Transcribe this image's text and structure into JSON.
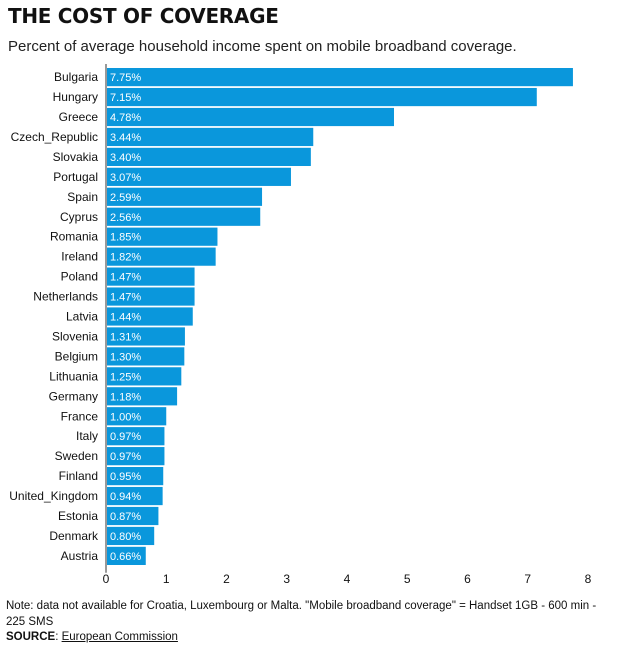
{
  "title": "THE COST OF COVERAGE",
  "subtitle": "Percent of average household income spent on mobile broadband coverage.",
  "note": "Note: data not available for Croatia, Luxembourg or Malta. \"Mobile broadband coverage\" = Handset 1GB - 600 min - 225 SMS",
  "source_label": "SOURCE",
  "source_link": "European Commission",
  "chart_data": {
    "type": "bar",
    "orientation": "horizontal",
    "categories": [
      "Bulgaria",
      "Hungary",
      "Greece",
      "Czech_Republic",
      "Slovakia",
      "Portugal",
      "Spain",
      "Cyprus",
      "Romania",
      "Ireland",
      "Poland",
      "Netherlands",
      "Latvia",
      "Slovenia",
      "Belgium",
      "Lithuania",
      "Germany",
      "France",
      "Italy",
      "Sweden",
      "Finland",
      "United_Kingdom",
      "Estonia",
      "Denmark",
      "Austria"
    ],
    "values": [
      7.75,
      7.15,
      4.78,
      3.44,
      3.4,
      3.07,
      2.59,
      2.56,
      1.85,
      1.82,
      1.47,
      1.47,
      1.44,
      1.31,
      1.3,
      1.25,
      1.18,
      1.0,
      0.97,
      0.97,
      0.95,
      0.94,
      0.87,
      0.8,
      0.66
    ],
    "value_labels": [
      "7.75%",
      "7.15%",
      "4.78%",
      "3.44%",
      "3.40%",
      "3.07%",
      "2.59%",
      "2.56%",
      "1.85%",
      "1.82%",
      "1.47%",
      "1.47%",
      "1.44%",
      "1.31%",
      "1.30%",
      "1.25%",
      "1.18%",
      "1.00%",
      "0.97%",
      "0.97%",
      "0.95%",
      "0.94%",
      "0.87%",
      "0.80%",
      "0.66%"
    ],
    "xlim": [
      0,
      8
    ],
    "xticks": [
      "0",
      "1",
      "2",
      "3",
      "4",
      "5",
      "6",
      "7",
      "8"
    ],
    "grid": false,
    "bar_color": "#0a97dc"
  }
}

Problem details
In the entries above, find every line with the word "broadband" and list it.

The output
  "subtitle": "Percent of average household income spent on mobile broadband coverage.",
  "note": "Note: data not available for Croatia, Luxembourg or Malta. \"Mobile broadband coverage\" = Handset 1GB - 600 min - 225 SMS",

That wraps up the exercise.